▶ _SHORT PROBLEM A_:
Lay out the lines of the records, from the line with "slide-number: 3 xyxy=(10,512,18,526)" up to and including the line with "protected-view-message[interactable]: 이 파일은", as a JSON list of strings, one string per line and no blank lines.

▶ _TEXT_:
# # # #

NCERT Solution For Class 10, Maths, Chapter 11, Constructions, Exercise 11.1

NCERT Solution For Class 10, Maths, Chapter 11, Constructions, Exercise 11.1, first we will learn how to divide the line segment and then find properties of triangles. Class 10 maths, Chapter 11, Ex. 11.1 contains total seven questions to study which are given below.  

NCERT Solution For Class 10, Maths, Chapter 11, Constructions, Exercise 11.1

Class 10, Maths, Chapter 11, Exercise 11.1, Solutions

In each of the following, give the justification of the construction also:

Q.1. Draw a line segment of length 7.6 cm and divide it in the ratio 5:8. Measure the two parts.

Ans:

NCERT Solution For Class 10, Maths, Chapter 11, Constructions, Exercise 11.1 Q. 1

Steps of construction:

  1. Draw a line segment AB = 7.6 cm.
  2. Draw an acute angle ∠BAC.
  3. Locate (5+8 = 13) points equal line segments: A1, A2, A3, A4, ……….. A13 on line AC. Where, AA1 = A1A2 = A2A3,……….= A12A13.
  4. Join A13 to B.
  5. From point A5, draw a line A5P||A13B, by making an equal angle of ∠AA13B. So, that P divides AB in the ratio 5: 8.

On measuring the two parts, we find AP = 2.9 cm and PB = 4.7 cm (approx.).

# # # #

A run of records
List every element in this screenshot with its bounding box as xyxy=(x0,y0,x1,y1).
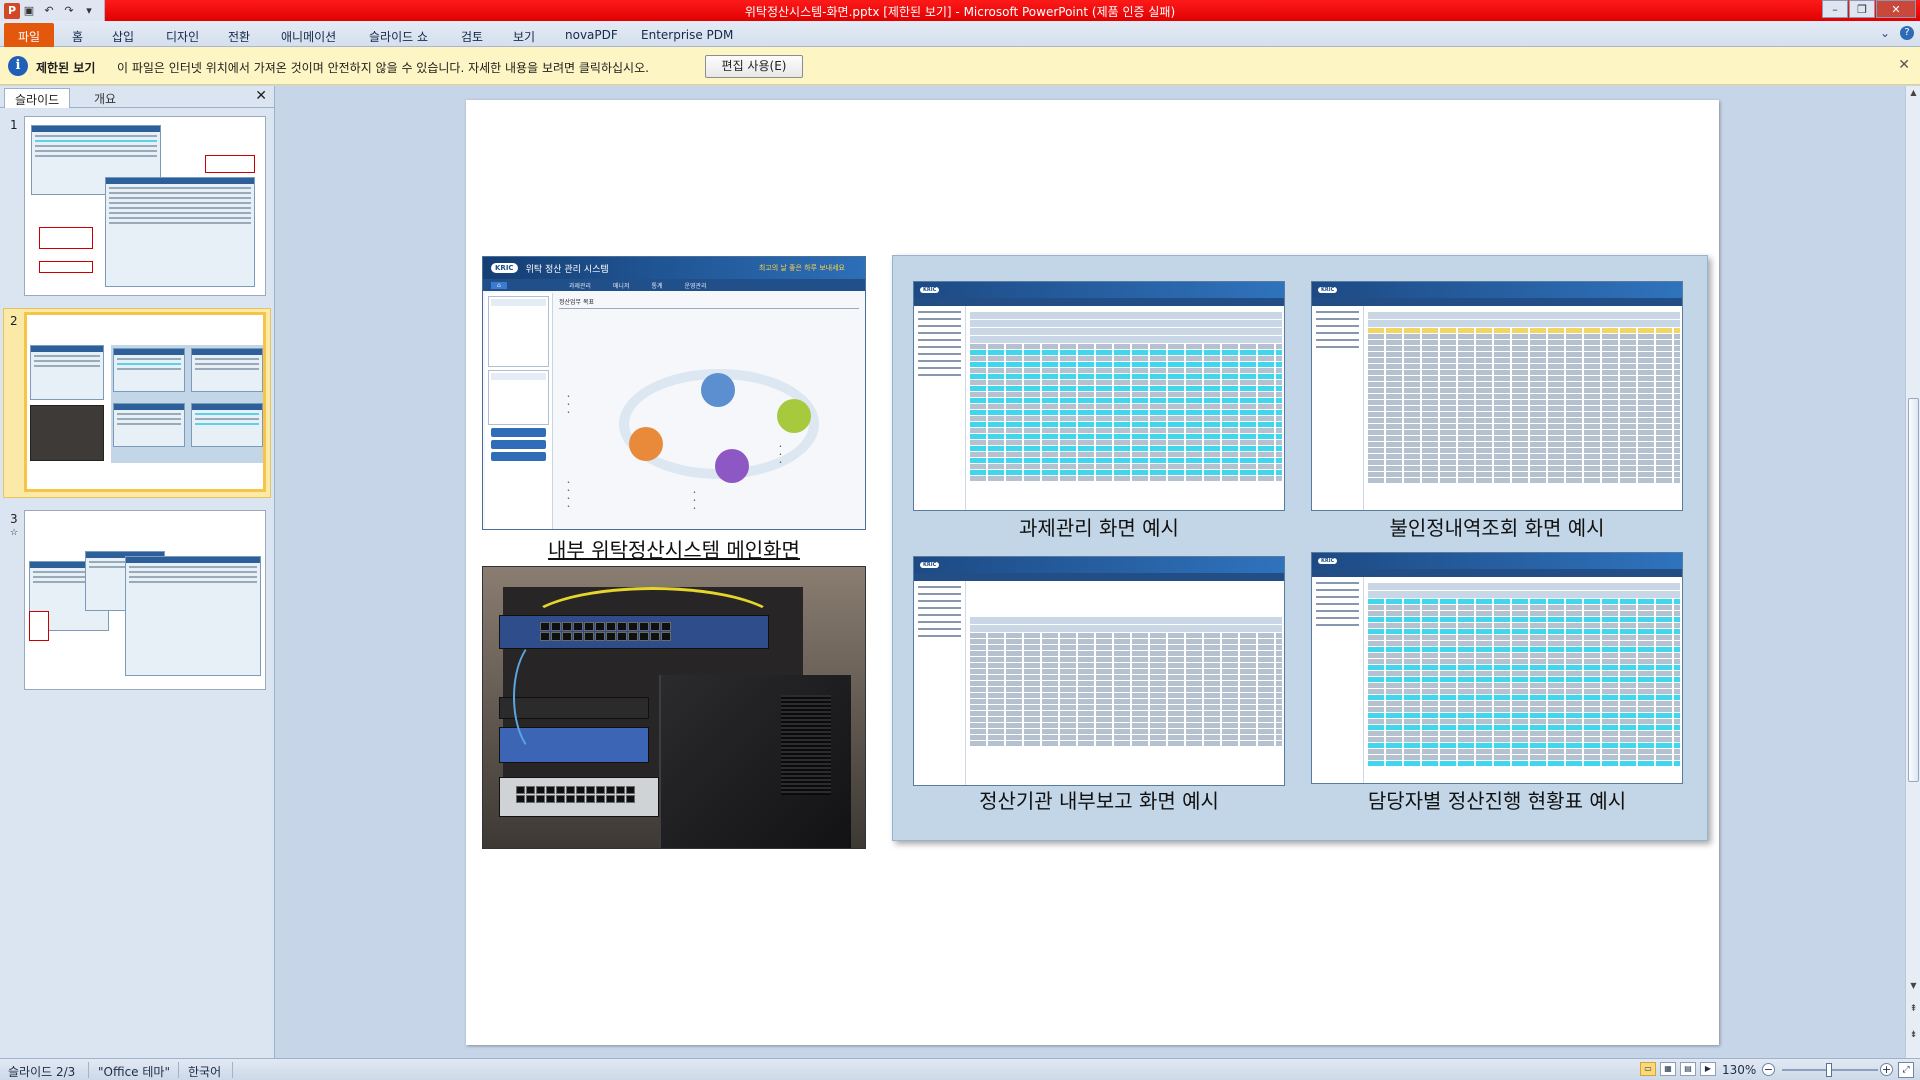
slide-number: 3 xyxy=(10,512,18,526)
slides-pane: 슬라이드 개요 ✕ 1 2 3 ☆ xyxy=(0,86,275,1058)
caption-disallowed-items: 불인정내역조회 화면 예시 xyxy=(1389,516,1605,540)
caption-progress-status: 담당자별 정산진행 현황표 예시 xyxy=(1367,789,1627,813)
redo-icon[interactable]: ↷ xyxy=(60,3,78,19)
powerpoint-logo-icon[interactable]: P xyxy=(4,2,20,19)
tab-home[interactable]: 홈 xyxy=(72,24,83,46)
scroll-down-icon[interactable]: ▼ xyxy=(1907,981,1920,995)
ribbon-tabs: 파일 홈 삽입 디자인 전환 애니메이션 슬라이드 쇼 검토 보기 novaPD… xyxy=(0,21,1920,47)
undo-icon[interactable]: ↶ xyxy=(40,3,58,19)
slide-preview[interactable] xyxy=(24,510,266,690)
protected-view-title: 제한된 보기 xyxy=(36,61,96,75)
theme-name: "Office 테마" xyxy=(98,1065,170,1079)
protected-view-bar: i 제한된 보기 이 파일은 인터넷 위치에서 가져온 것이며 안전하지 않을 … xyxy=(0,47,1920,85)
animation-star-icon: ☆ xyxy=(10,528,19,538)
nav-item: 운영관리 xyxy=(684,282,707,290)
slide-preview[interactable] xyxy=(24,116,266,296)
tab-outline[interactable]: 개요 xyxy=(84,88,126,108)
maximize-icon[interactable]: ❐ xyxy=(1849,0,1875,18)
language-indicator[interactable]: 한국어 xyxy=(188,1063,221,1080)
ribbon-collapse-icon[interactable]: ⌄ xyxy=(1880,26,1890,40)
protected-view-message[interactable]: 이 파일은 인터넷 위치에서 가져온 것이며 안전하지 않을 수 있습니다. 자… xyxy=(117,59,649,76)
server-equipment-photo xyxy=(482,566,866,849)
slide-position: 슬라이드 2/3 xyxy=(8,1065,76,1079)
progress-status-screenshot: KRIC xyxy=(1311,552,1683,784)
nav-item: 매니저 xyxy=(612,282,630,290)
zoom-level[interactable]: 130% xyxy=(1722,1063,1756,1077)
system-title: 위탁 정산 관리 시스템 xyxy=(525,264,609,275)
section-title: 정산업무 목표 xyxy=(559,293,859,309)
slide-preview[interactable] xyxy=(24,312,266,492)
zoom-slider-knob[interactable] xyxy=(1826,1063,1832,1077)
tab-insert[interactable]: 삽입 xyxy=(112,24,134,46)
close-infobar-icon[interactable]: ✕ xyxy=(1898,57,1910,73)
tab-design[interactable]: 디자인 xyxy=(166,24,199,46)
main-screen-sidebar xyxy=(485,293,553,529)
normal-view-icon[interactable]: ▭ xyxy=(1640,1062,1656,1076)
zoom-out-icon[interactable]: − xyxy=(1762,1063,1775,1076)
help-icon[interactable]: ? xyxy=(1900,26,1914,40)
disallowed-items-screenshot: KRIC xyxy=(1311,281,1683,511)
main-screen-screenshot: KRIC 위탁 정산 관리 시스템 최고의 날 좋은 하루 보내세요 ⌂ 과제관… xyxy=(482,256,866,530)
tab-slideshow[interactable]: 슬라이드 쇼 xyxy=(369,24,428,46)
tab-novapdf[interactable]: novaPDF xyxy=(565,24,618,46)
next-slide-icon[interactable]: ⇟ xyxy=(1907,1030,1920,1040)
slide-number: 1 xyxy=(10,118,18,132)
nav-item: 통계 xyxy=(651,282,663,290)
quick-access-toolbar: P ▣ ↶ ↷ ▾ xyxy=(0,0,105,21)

# # # #

▶ _SHORT PROBLEM B_:
According to the text on constructions, how many questions does Exercise 11.1 contain?

▶ _TASK RESULT A_:
[
  "slide-number: 3 xyxy=(10,512,18,526)",
  "slides-pane: 슬라이드 개요 ✕ 1 2 3 ☆ xyxy=(0,86,275,1058)",
  "caption-disallowed-items: 불인정내역조회 화면 예시 xyxy=(1389,516,1605,540)",
  "caption-progress-status: 담당자별 정산진행 현황표 예시 xyxy=(1367,789,1627,813)",
  "redo-icon[interactable]: ↷ xyxy=(60,3,78,19)",
  "powerpoint-logo-icon[interactable]: P xyxy=(4,2,20,19)",
  "tab-home[interactable]: 홈 xyxy=(72,24,83,46)",
  "scroll-down-icon[interactable]: ▼ xyxy=(1907,981,1920,995)",
  "ribbon-tabs: 파일 홈 삽입 디자인 전환 애니메이션 슬라이드 쇼 검토 보기 novaPD… xyxy=(0,21,1920,47)",
  "undo-icon[interactable]: ↶ xyxy=(40,3,58,19)",
  "slide-preview[interactable] xyxy=(24,510,266,690)",
  "protected-view-title: 제한된 보기 xyxy=(36,61,96,75)",
  "theme-name: \"Office 테마\" xyxy=(98,1065,170,1079)",
  "protected-view-bar: i 제한된 보기 이 파일은 인터넷 위치에서 가져온 것이며 안전하지 않을 … xyxy=(0,47,1920,85)",
  "animation-star-icon: ☆ xyxy=(10,528,19,538)",
  "nav-item: 운영관리 xyxy=(684,282,707,290)",
  "slide-preview[interactable] xyxy=(24,116,266,296)",
  "tab-outline[interactable]: 개요 xyxy=(84,88,126,108)",
  "maximize-icon[interactable]: ❐ xyxy=(1849,0,1875,18)",
  "language-indicator[interactable]: 한국어 xyxy=(188,1063,221,1080)",
  "ribbon-collapse-icon[interactable]: ⌄ xyxy=(1880,26,1890,40)",
  "protected-view-message[interactable]: 이 파일은 인터넷 위치에서 가져온 것이며 안전하지 않을 수 있습니다. 자… xyxy=(117,59,649,76)"
]

▶ _TASK RESULT B_:
Seven questions.